EXERCISES:
- 1) Answer these questions using the pandas concat question.
(a) What shape does the comment give for series1?
(b) Which variable's concat produces the wanted 2x4 result?
(c) What size of df does the author end up with when concatenating along the incorrect axis?
- 2) Copy a passage from the pandas concat question word for word, beginning at the words "# series1.shape: (4,)" and stopping after the words "df before concat.".
- 3) Write what comes next in the pandas concat question, picking up after its final line.

DOCUMENT EXCERPT:

================================

Reputation: 1367
How can I concat a Series of shape (4,) to a df of shape (1,4) and obtain a df of shape (2,4) without converting the Series to a df first? I am trying to insert a Series as the top row of a df.
For example:
import pandas as pd
mydict1 = [{'a': 1, 'b': 2, 'c': 3, 'd': 4}]
mydict2 = [{'a': 5, 'b': 6, 'c': 7, 'd': 8}]
# 1x4 dataframes
df1 = pd.DataFrame(mydict1)
df2 = pd.DataFrame(mydict2)
# series1.shape: (4,)
series1 = df1.iloc[0]
# df3.shape: (1,4)
df3 = df1.iloc[[0]]
# 5x5 df. With a new row and column representing the indexes of each. If anything, I'd expect a 4x4 df here, not a 5x5.
dfDfSeriesAxis0 = pd.concat([df2, df1.iloc[0]], axis=0)
# 5x5 df. I would think this is different from the above method with axis=0, but it appears to be identical
dfDfSeriesAxis1 = pd.concat([df2, df1.iloc[0]], axis=1)
# 5x5 df
dfSeriesDfAxis0 = pd.concat([df1.iloc[0], df2])
# 5x5 df
dfSeriesDfAxis1 = pd.concat([df1.iloc[0], df2], axis=1)
# This achieves the result I want (2x4 df) but must convert to a df before concat.
dfDf1Df2Axis0 = pd.concat([df1.iloc[[0]], df2])
# Concats to a 2x4 df, but in the wrong order
dfDf2Df1Axis0 = pd.concat([df2,df1.iloc[[0]]])
# Concats along incorrect axis and I end up with a 1x8 df
dfDf1Df2Axis1 = pd.concat([df1.iloc[[0]], df2], axis=1)

================================

Raw records:
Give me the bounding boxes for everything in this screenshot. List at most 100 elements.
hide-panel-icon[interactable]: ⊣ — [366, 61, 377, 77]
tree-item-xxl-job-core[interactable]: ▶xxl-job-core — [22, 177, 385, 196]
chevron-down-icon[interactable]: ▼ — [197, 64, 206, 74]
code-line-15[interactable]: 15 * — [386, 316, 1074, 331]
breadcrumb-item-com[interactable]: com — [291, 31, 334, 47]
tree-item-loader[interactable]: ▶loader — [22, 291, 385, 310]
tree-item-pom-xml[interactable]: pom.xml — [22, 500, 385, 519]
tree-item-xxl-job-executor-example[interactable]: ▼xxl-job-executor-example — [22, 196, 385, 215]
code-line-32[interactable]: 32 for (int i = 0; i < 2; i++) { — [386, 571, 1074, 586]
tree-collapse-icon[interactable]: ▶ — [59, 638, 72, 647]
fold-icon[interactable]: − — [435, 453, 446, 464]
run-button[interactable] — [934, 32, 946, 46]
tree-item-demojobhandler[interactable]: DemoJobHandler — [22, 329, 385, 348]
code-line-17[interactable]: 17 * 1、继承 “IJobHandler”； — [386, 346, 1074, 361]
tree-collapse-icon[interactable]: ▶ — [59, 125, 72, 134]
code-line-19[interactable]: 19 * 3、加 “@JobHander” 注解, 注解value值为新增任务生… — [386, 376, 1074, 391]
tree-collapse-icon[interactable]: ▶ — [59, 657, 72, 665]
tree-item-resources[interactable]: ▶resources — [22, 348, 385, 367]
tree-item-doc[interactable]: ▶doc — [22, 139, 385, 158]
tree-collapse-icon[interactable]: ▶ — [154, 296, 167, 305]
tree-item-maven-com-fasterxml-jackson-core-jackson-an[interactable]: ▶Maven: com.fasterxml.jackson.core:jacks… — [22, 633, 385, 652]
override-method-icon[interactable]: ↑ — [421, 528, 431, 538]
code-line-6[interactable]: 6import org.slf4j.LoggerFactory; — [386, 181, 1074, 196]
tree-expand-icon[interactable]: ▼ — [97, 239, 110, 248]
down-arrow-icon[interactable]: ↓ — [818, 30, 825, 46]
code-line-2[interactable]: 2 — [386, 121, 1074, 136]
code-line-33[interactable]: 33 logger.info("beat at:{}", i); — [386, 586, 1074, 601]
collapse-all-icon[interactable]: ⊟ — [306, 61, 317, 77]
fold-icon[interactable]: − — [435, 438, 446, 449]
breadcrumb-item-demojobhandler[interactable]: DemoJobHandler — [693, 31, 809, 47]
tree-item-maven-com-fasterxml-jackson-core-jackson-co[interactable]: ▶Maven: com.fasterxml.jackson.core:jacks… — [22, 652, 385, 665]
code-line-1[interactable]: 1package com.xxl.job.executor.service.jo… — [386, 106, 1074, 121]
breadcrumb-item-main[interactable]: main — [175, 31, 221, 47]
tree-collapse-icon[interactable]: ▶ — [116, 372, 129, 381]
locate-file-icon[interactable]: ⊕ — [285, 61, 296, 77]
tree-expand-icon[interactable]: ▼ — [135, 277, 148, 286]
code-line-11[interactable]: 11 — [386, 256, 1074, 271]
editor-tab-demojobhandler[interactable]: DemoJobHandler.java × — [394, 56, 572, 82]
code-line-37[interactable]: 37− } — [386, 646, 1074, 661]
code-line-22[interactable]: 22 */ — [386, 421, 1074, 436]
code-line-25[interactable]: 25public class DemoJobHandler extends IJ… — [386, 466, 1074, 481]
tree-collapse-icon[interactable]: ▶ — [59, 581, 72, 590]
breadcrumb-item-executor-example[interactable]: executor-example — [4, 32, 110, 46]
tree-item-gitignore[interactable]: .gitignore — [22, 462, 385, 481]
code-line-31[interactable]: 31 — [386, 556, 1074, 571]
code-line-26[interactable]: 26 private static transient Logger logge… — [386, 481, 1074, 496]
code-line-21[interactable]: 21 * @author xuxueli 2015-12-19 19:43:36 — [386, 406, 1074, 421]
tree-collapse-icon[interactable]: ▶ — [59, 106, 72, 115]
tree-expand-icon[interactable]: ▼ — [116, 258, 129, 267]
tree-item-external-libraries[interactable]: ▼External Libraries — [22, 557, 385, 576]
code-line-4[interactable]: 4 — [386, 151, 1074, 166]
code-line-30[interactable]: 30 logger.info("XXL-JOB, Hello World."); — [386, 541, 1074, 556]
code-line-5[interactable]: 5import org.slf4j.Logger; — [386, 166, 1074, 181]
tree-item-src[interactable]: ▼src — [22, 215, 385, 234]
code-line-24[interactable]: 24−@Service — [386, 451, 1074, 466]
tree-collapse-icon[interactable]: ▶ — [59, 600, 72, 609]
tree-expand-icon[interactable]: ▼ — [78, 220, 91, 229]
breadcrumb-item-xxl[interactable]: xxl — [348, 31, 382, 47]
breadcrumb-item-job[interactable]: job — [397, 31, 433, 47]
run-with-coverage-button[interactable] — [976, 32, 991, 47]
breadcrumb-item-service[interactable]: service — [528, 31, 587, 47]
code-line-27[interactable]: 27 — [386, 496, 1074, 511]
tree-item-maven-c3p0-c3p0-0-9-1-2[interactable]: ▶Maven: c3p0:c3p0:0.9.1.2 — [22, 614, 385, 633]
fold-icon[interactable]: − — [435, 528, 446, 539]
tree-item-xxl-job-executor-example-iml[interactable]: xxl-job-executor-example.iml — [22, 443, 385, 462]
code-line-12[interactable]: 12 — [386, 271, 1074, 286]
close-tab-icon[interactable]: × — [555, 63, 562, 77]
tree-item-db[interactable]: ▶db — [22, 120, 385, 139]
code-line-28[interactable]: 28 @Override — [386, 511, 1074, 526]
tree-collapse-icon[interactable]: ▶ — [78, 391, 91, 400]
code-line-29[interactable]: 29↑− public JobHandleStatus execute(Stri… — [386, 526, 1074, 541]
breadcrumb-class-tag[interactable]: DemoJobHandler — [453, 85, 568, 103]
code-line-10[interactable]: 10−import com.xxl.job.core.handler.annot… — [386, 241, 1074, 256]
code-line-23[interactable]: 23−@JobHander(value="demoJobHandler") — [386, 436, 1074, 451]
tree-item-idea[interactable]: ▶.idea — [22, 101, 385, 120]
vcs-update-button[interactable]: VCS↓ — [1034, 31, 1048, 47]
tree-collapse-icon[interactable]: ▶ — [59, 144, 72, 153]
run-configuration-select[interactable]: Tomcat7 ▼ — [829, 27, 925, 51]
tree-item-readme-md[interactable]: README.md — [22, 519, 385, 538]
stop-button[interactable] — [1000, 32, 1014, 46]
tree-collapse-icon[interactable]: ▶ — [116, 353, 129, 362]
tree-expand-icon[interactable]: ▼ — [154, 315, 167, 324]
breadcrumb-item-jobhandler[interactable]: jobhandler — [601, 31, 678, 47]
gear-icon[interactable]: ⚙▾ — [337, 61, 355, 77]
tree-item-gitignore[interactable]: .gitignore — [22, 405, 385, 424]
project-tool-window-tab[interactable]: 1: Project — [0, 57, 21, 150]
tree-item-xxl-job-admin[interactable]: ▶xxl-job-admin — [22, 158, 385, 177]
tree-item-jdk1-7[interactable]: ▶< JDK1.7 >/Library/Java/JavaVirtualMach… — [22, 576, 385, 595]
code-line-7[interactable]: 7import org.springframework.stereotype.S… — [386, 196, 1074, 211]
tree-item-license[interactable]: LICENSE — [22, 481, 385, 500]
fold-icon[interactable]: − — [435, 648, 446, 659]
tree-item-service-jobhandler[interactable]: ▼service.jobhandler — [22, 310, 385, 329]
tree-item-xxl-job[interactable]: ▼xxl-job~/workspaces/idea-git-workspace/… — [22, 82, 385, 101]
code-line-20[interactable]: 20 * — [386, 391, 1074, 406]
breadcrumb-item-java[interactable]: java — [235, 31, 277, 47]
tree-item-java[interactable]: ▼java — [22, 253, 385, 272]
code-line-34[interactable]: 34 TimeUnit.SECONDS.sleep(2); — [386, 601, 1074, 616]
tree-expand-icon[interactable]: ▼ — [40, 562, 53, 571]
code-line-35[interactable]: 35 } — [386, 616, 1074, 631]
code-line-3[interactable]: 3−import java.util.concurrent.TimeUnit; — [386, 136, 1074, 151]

================================

TASK RESPONSES:
- 1)
(a) (4,)
(b) dfDf1Df2Axis0
(c) A 1x8 df

- 2)
# series1.shape: (4,)
series1 = df1.iloc[0]
# df3.shape: (1,4)
df3 = df1.iloc[[0]]
# 5x5 df. With a new row and column representing the indexes of each. If anything, I'd expect a 4x4 df here, not a 5x5.
dfDfSeriesAxis0 = pd.concat([df2, df1.iloc[0]], axis=0)
# 5x5 df. I would think this is different from the above method with axis=0, but it appears to be identical
dfDfSeriesAxis1 = pd.concat([df2, df1.iloc[0]], axis=1)
# 5x5 df
dfSeriesDfAxis0 = pd.concat([df1.iloc[0], df2])
# 5x5 df
dfSeriesDfAxis1 = pd.concat([df1.iloc[0], df2], axis=1)
# This achieves the result I want (2x4 df) but must convert to a df before concat.

- 3)
# Appends along correct axis and I end up with a 2x4 df. Why does appending work as expected but concat does not?
dfAppendSeries = df1.append(df2.iloc[-1])
# Appends along correct axis and I end up with a 2x4 df
dfAppendDf = df1.append(df2)
It appears iloc[0] returns a Series while iloc[[0]] returns a dataframe. Furthermore iloc[0:1] appears to return the same dataframe that iloc[[0]] returns.
My main source of confusion is why dfAppendSeries = df1.append(df2.iloc[-1])
results in the expected 2x4 df, whereas dfDfSeriesAxis0 = pd.concat([df2, df1.iloc[0]], axis=0)
results in a 5x5 df. I really can't image how the resulting df from dfDfSeriesAxis0 = pd.concat([df2, df1.iloc[0]], axis=0)
would be useful under any circumstance.
Is there a way to make the returned object from df1.iloc[0]
compatible to concat with df2
without making it a dataframe itself? In that I mean making it the appropriate shape to concat with a (1,4) df to result in a df of shape (2,4)? I tried transposing series1, but this appears to have no affect on the shape.
Although not explicitly stated in this context, according to the docs I would expect to be able to do this:
Returns
object, type of objs
When concatenating all Series along the index (axis=0), a Series is returned. When objs contains at least one DataFrame, a DataFrame is returned. When concatenating along the columns (axis=1), a DataFrame is returned.
Upvotes: 0
Views: 948
Reputation: 41387
As discussed in the comments, you can concat
using a double transpose:
pd.concat([series1, df2.T], axis=1).T.reset_index(drop=True)
# a b c d
# 0 1 2 3 4
# 1 5 6 7 8
However note that it's much faster to prepend the Series as a list insertion:
%%timeit
data = df2.values.tolist()
data.insert(0, series1.tolist())
pd.DataFrame(data, columns=df2.columns)
# 367 µs ± 37.6 µs per loop (mean ± std. dev. of 7 runs, 1000 loops each)
As opposed to dataframe expansion, especially if you're planning to prepend often:
%%timeit
pd.concat([series1, df2.T], axis=1).T.reset_index(drop=True)
# 1.36 ms ± 44.9 µs per loop (mean ± std. dev. of 7 runs, 1000 loops each)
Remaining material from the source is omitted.